(Working data)
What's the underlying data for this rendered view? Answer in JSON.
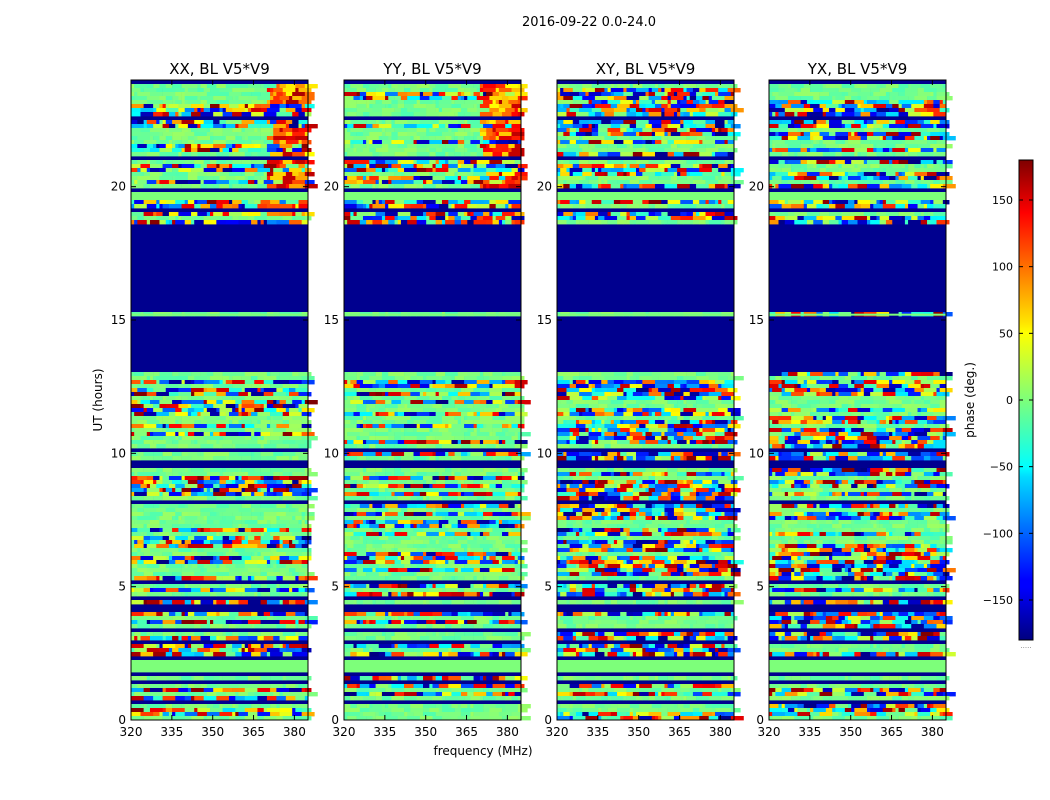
{
  "chart_data": {
    "type": "heatmap",
    "suptitle": "2016-09-22 0.0-24.0",
    "xlabel": "frequency (MHz)",
    "ylabel": "UT (hours)",
    "xlim": [
      320,
      385
    ],
    "ylim": [
      0,
      24
    ],
    "xticks": [
      320,
      335,
      350,
      365,
      380
    ],
    "yticks": [
      0,
      5,
      10,
      15,
      20
    ],
    "panels": [
      {
        "title": "XX, BL V5*V9",
        "pol": "XX"
      },
      {
        "title": "YY, BL V5*V9",
        "pol": "YY"
      },
      {
        "title": "XY, BL V5*V9",
        "pol": "XY"
      },
      {
        "title": "YX, BL V5*V9",
        "pol": "YX"
      }
    ],
    "colorbar": {
      "label": "phase (deg.)",
      "range": [
        -180,
        180
      ],
      "ticks": [
        150,
        100,
        50,
        0,
        -50,
        -100,
        -150
      ],
      "tick_labels": [
        "150",
        "100",
        "50",
        "0",
        "−50",
        "−100",
        "−150"
      ],
      "colormap": "jet",
      "extra_label": "....."
    },
    "regions_ut": {
      "flagged_solid": [
        [
          13.0,
          15.1
        ],
        [
          15.3,
          18.6
        ]
      ],
      "flat_bands": [
        [
          1.7,
          2.3
        ],
        [
          19.5,
          19.9
        ]
      ]
    }
  }
}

(What the task asks)
Every record must be copied exactly, with images dropped from the result.

(Final result)
What's the underlying data for this rendered view? Answer in JSON.
{
  "chart_data": {
    "type": "heatmap",
    "suptitle": "2016-09-22 0.0-24.0",
    "xlabel": "frequency (MHz)",
    "ylabel": "UT (hours)",
    "xlim": [
      320,
      385
    ],
    "ylim": [
      0,
      24
    ],
    "xticks": [
      320,
      335,
      350,
      365,
      380
    ],
    "yticks": [
      0,
      5,
      10,
      15,
      20
    ],
    "panels": [
      {
        "title": "XX, BL V5*V9",
        "pol": "XX"
      },
      {
        "title": "YY, BL V5*V9",
        "pol": "YY"
      },
      {
        "title": "XY, BL V5*V9",
        "pol": "XY"
      },
      {
        "title": "YX, BL V5*V9",
        "pol": "YX"
      }
    ],
    "colorbar": {
      "label": "phase (deg.)",
      "range": [
        -180,
        180
      ],
      "ticks": [
        150,
        100,
        50,
        0,
        -50,
        -100,
        -150
      ],
      "tick_labels": [
        "150",
        "100",
        "50",
        "0",
        "−50",
        "−100",
        "−150"
      ],
      "colormap": "jet",
      "extra_label": "....."
    },
    "regions_ut": {
      "flagged_solid": [
        [
          13.0,
          15.1
        ],
        [
          15.3,
          18.6
        ]
      ],
      "flat_bands": [
        [
          1.7,
          2.3
        ],
        [
          19.5,
          19.9
        ]
      ]
    }
  }
}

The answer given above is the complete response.